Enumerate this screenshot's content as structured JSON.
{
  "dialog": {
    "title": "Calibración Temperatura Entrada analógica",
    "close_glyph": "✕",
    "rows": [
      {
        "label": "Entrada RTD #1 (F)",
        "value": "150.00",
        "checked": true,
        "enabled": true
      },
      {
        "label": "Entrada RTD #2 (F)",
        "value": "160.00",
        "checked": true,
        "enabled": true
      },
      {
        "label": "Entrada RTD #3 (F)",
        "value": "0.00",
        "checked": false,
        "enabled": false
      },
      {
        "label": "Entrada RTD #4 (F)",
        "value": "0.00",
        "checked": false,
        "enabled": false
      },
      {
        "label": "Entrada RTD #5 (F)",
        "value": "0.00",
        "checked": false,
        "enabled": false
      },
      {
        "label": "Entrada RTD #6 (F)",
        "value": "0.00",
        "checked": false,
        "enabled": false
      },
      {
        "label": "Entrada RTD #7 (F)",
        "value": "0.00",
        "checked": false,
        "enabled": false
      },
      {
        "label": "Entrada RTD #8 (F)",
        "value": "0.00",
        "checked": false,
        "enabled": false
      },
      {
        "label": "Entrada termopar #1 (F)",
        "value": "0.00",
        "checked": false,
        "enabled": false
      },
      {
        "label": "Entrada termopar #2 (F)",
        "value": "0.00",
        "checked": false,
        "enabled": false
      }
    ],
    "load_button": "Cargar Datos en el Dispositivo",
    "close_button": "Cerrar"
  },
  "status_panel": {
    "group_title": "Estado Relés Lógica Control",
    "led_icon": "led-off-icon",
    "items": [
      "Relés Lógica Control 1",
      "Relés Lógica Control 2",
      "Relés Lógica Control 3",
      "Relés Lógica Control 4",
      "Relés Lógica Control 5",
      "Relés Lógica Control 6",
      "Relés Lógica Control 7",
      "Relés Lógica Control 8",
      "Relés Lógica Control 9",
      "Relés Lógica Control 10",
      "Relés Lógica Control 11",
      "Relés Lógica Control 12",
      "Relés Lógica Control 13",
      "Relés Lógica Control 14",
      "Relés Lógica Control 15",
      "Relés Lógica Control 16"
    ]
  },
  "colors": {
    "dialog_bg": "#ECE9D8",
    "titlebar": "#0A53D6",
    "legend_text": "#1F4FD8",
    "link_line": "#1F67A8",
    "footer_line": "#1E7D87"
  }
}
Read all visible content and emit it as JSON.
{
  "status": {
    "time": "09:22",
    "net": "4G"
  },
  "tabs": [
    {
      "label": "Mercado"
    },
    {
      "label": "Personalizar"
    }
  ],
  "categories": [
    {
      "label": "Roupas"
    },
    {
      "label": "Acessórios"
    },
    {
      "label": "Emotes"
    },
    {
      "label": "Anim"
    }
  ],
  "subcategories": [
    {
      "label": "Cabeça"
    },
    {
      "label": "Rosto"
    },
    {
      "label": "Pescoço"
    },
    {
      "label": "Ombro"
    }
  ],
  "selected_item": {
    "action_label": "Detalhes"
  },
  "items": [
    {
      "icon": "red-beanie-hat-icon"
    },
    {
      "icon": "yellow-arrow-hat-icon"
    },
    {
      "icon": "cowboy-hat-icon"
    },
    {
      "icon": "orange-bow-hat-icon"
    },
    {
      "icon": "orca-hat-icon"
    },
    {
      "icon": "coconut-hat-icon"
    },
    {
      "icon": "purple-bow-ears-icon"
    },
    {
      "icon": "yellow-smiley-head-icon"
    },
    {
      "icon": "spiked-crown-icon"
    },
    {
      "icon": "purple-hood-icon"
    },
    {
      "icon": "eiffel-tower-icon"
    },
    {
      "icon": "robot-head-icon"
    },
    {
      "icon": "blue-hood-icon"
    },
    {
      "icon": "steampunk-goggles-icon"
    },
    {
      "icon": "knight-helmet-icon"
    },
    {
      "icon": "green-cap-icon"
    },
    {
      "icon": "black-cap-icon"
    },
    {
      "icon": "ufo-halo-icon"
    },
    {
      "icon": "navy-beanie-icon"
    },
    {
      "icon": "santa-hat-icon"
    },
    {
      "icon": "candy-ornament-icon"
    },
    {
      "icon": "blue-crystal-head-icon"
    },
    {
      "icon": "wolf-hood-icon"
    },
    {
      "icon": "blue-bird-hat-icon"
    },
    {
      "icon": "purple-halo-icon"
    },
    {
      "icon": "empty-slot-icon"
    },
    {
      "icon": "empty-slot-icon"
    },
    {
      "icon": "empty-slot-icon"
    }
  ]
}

=====

List the lines of the material in which the word "Entrada" occurs.

    "title": "Calibración Temperatura Entrada analógica",
        "label": "Entrada RTD #1 (F)",
        "label": "Entrada RTD #2 (F)",
        "label": "Entrada RTD #3 (F)",
        "label": "Entrada RTD #4 (F)",
        "label": "Entrada RTD #5 (F)",
        "label": "Entrada RTD #6 (F)",
        "label": "Entrada RTD #7 (F)",
        "label": "Entrada RTD #8 (F)",
        "label": "Entrada termopar #1 (F)",
        "label": "Entrada termopar #2 (F)",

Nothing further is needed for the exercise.